From the entries below, list each line with "JSON".
***** EXERCISE MATERIALS *****
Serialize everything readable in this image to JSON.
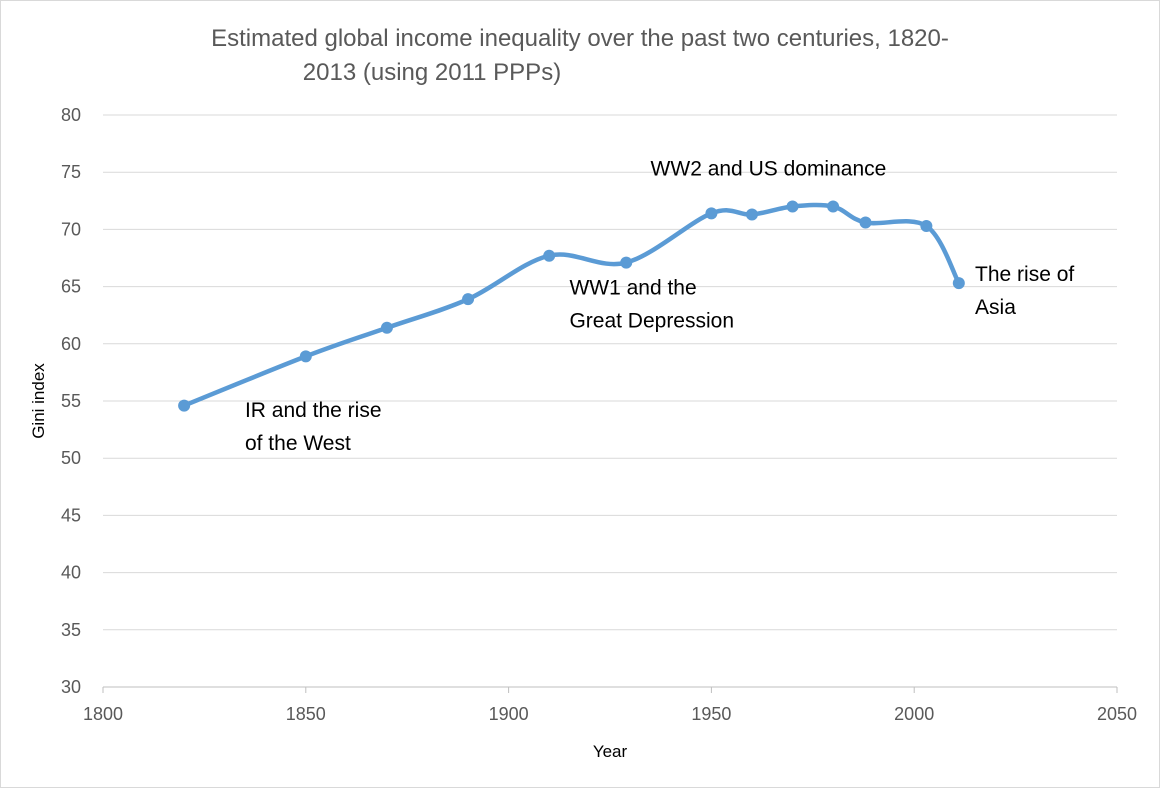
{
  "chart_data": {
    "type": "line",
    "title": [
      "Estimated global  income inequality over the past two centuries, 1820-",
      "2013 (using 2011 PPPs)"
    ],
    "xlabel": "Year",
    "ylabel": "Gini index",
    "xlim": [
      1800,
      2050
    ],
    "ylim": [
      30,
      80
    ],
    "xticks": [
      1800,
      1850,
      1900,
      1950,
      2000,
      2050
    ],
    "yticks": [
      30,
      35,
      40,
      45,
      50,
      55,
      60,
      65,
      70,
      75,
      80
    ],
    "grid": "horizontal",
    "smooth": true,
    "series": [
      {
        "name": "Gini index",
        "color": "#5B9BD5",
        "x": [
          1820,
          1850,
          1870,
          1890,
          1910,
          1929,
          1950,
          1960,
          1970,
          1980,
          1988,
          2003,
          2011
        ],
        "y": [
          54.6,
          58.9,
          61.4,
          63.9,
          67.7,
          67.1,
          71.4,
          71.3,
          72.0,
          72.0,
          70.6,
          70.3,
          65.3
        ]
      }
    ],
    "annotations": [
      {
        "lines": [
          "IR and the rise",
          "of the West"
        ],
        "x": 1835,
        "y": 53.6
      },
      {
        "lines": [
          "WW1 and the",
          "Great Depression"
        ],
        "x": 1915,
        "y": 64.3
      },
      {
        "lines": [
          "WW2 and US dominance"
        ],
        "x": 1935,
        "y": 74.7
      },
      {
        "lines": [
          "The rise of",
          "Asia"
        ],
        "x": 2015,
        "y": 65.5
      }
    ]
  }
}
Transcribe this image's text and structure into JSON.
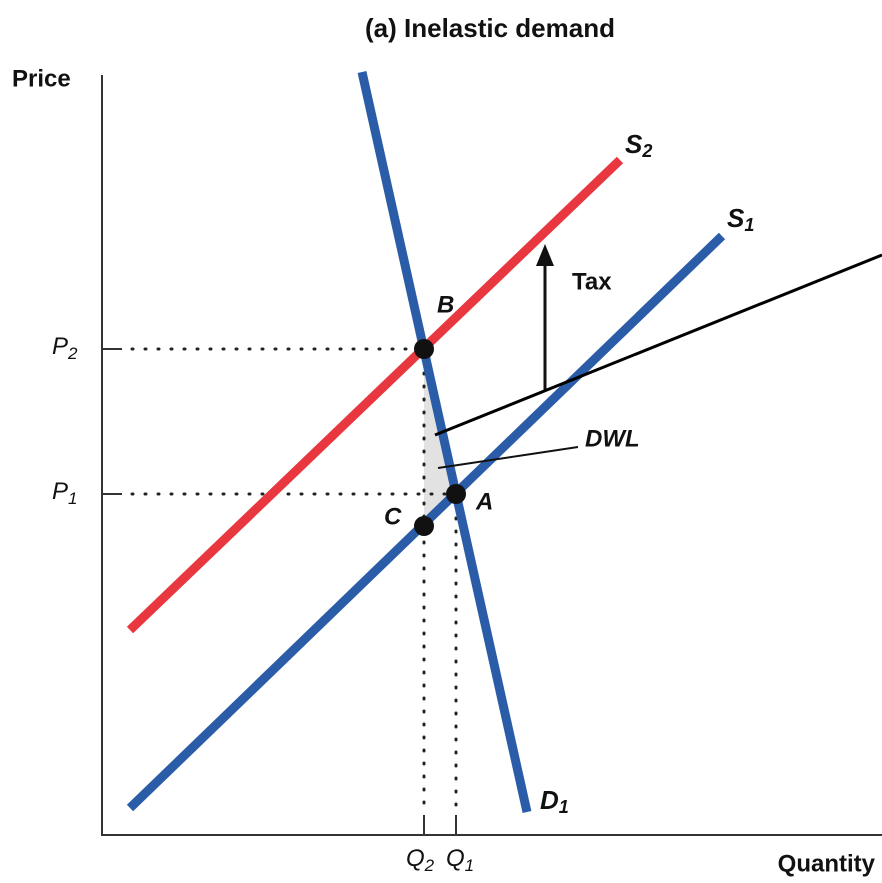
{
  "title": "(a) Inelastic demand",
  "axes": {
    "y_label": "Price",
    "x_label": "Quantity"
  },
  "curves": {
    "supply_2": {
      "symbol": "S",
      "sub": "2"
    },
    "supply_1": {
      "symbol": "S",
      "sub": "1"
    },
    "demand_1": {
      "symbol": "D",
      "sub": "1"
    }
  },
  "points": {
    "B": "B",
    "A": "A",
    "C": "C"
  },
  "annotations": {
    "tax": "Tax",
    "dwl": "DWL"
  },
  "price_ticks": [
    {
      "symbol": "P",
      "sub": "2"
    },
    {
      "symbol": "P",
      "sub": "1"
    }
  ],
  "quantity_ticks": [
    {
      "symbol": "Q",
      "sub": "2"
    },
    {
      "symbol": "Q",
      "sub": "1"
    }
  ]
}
*****
> _ANSWER TO THE TASK_:
Serialize everything readable in this image to JSON.
Transcribe this image's text and structure into JSON.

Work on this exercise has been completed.